• STATED TASK
Take all the material and copy it exactly.

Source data
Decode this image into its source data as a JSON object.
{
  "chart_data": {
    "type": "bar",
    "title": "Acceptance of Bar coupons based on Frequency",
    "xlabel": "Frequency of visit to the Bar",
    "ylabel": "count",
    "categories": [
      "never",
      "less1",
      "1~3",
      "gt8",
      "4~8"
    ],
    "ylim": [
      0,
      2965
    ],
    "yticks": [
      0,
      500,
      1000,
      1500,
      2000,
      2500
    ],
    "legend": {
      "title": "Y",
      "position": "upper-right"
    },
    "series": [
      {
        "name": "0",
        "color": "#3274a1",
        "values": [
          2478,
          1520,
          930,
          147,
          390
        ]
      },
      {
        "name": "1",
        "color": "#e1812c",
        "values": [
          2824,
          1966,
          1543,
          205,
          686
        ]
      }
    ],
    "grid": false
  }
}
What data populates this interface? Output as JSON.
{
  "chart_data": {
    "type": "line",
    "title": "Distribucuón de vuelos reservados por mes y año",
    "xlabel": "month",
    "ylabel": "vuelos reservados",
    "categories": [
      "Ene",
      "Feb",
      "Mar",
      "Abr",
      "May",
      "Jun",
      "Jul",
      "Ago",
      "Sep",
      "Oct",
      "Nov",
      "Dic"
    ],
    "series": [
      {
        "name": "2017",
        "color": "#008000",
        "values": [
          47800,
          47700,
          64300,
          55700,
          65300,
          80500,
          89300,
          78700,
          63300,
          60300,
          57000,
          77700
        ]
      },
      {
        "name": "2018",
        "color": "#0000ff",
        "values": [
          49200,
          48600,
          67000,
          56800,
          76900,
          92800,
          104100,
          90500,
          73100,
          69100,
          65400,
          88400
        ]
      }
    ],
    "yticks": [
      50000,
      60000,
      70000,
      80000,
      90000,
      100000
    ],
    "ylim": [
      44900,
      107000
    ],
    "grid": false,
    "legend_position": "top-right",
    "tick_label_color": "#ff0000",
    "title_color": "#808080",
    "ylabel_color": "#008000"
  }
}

• EXPECTED ANSWER
Decode this image into its source data as a JSON object.
{
  "chart_data": {
    "type": "bar",
    "title": "Acceptance of Bar coupons based on Frequency",
    "xlabel": "Frequency of visit to the Bar",
    "ylabel": "count",
    "categories": [
      "never",
      "less1",
      "1~3",
      "gt8",
      "4~8"
    ],
    "ylim": [
      0,
      2965
    ],
    "yticks": [
      0,
      500,
      1000,
      1500,
      2000,
      2500
    ],
    "legend": {
      "title": "Y",
      "position": "upper-right"
    },
    "series": [
      {
        "name": "0",
        "color": "#3274a1",
        "values": [
          2478,
          1520,
          930,
          147,
          390
        ]
      },
      {
        "name": "1",
        "color": "#e1812c",
        "values": [
          2824,
          1966,
          1543,
          205,
          686
        ]
      }
    ],
    "grid": false
  }
}
What data populates this interface? Output as JSON.
{
  "chart_data": {
    "type": "line",
    "title": "Distribucuón de vuelos reservados por mes y año",
    "xlabel": "month",
    "ylabel": "vuelos reservados",
    "categories": [
      "Ene",
      "Feb",
      "Mar",
      "Abr",
      "May",
      "Jun",
      "Jul",
      "Ago",
      "Sep",
      "Oct",
      "Nov",
      "Dic"
    ],
    "series": [
      {
        "name": "2017",
        "color": "#008000",
        "values": [
          47800,
          47700,
          64300,
          55700,
          65300,
          80500,
          89300,
          78700,
          63300,
          60300,
          57000,
          77700
        ]
      },
      {
        "name": "2018",
        "color": "#0000ff",
        "values": [
          49200,
          48600,
          67000,
          56800,
          76900,
          92800,
          104100,
          90500,
          73100,
          69100,
          65400,
          88400
        ]
      }
    ],
    "yticks": [
      50000,
      60000,
      70000,
      80000,
      90000,
      100000
    ],
    "ylim": [
      44900,
      107000
    ],
    "grid": false,
    "legend_position": "top-right",
    "tick_label_color": "#ff0000",
    "title_color": "#808080",
    "ylabel_color": "#008000"
  }
}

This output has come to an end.